───── SOURCE MATERIAL ─────

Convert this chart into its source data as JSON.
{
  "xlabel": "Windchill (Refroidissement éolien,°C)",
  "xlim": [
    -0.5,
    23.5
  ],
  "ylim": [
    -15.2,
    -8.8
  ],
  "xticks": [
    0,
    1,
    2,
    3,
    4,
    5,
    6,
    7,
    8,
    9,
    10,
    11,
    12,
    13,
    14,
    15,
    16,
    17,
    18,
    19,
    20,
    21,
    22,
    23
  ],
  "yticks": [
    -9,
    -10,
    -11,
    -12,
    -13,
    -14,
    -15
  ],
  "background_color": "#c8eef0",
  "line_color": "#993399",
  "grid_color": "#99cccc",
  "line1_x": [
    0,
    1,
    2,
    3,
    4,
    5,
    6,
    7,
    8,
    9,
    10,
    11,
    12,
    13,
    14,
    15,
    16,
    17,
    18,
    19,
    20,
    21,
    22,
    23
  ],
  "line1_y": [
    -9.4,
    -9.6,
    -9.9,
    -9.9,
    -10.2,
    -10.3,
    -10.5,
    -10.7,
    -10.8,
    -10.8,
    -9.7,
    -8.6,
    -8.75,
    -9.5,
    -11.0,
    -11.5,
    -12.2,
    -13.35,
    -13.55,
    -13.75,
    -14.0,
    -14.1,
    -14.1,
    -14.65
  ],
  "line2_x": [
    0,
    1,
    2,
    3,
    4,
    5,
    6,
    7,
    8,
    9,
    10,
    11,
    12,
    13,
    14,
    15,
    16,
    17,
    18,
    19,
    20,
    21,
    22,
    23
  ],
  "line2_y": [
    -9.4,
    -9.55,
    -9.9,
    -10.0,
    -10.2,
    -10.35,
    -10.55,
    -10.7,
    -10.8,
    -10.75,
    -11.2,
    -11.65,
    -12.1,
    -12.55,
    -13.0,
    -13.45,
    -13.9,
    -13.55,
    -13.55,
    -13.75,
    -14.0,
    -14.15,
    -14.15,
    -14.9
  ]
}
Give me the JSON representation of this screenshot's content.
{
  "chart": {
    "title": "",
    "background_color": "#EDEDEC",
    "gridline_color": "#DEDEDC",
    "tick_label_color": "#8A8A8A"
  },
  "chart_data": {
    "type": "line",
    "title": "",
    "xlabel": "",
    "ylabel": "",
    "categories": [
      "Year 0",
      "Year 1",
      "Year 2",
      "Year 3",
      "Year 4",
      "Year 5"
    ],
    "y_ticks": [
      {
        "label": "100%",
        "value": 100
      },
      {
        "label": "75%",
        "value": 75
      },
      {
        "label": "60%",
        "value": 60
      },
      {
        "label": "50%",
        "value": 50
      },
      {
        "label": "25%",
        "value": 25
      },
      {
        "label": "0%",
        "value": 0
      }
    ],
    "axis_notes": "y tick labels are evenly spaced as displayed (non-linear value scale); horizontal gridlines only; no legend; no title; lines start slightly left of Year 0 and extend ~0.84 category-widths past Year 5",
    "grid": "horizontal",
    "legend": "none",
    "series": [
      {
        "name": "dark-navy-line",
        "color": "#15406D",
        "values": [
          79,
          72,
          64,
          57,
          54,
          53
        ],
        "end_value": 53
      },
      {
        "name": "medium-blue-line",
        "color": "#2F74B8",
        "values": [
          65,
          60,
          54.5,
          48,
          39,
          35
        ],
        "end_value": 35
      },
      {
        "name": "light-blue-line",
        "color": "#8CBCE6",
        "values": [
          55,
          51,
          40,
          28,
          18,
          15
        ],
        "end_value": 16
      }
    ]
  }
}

─────

WHAT YOU WILL DO: Give the complete listing a second time, exactly as it reads.

SOLUTION TO THIS PROBLEM:
Convert this chart into its source data as JSON.
{
  "xlabel": "Windchill (Refroidissement éolien,°C)",
  "xlim": [
    -0.5,
    23.5
  ],
  "ylim": [
    -15.2,
    -8.8
  ],
  "xticks": [
    0,
    1,
    2,
    3,
    4,
    5,
    6,
    7,
    8,
    9,
    10,
    11,
    12,
    13,
    14,
    15,
    16,
    17,
    18,
    19,
    20,
    21,
    22,
    23
  ],
  "yticks": [
    -9,
    -10,
    -11,
    -12,
    -13,
    -14,
    -15
  ],
  "background_color": "#c8eef0",
  "line_color": "#993399",
  "grid_color": "#99cccc",
  "line1_x": [
    0,
    1,
    2,
    3,
    4,
    5,
    6,
    7,
    8,
    9,
    10,
    11,
    12,
    13,
    14,
    15,
    16,
    17,
    18,
    19,
    20,
    21,
    22,
    23
  ],
  "line1_y": [
    -9.4,
    -9.6,
    -9.9,
    -9.9,
    -10.2,
    -10.3,
    -10.5,
    -10.7,
    -10.8,
    -10.8,
    -9.7,
    -8.6,
    -8.75,
    -9.5,
    -11.0,
    -11.5,
    -12.2,
    -13.35,
    -13.55,
    -13.75,
    -14.0,
    -14.1,
    -14.1,
    -14.65
  ],
  "line2_x": [
    0,
    1,
    2,
    3,
    4,
    5,
    6,
    7,
    8,
    9,
    10,
    11,
    12,
    13,
    14,
    15,
    16,
    17,
    18,
    19,
    20,
    21,
    22,
    23
  ],
  "line2_y": [
    -9.4,
    -9.55,
    -9.9,
    -10.0,
    -10.2,
    -10.35,
    -10.55,
    -10.7,
    -10.8,
    -10.75,
    -11.2,
    -11.65,
    -12.1,
    -12.55,
    -13.0,
    -13.45,
    -13.9,
    -13.55,
    -13.55,
    -13.75,
    -14.0,
    -14.15,
    -14.15,
    -14.9
  ]
}
Give me the JSON representation of this screenshot's content.
{
  "chart": {
    "title": "",
    "background_color": "#EDEDEC",
    "gridline_color": "#DEDEDC",
    "tick_label_color": "#8A8A8A"
  },
  "chart_data": {
    "type": "line",
    "title": "",
    "xlabel": "",
    "ylabel": "",
    "categories": [
      "Year 0",
      "Year 1",
      "Year 2",
      "Year 3",
      "Year 4",
      "Year 5"
    ],
    "y_ticks": [
      {
        "label": "100%",
        "value": 100
      },
      {
        "label": "75%",
        "value": 75
      },
      {
        "label": "60%",
        "value": 60
      },
      {
        "label": "50%",
        "value": 50
      },
      {
        "label": "25%",
        "value": 25
      },
      {
        "label": "0%",
        "value": 0
      }
    ],
    "axis_notes": "y tick labels are evenly spaced as displayed (non-linear value scale); horizontal gridlines only; no legend; no title; lines start slightly left of Year 0 and extend ~0.84 category-widths past Year 5",
    "grid": "horizontal",
    "legend": "none",
    "series": [
      {
        "name": "dark-navy-line",
        "color": "#15406D",
        "values": [
          79,
          72,
          64,
          57,
          54,
          53
        ],
        "end_value": 53
      },
      {
        "name": "medium-blue-line",
        "color": "#2F74B8",
        "values": [
          65,
          60,
          54.5,
          48,
          39,
          35
        ],
        "end_value": 35
      },
      {
        "name": "light-blue-line",
        "color": "#8CBCE6",
        "values": [
          55,
          51,
          40,
          28,
          18,
          15
        ],
        "end_value": 16
      }
    ]
  }
}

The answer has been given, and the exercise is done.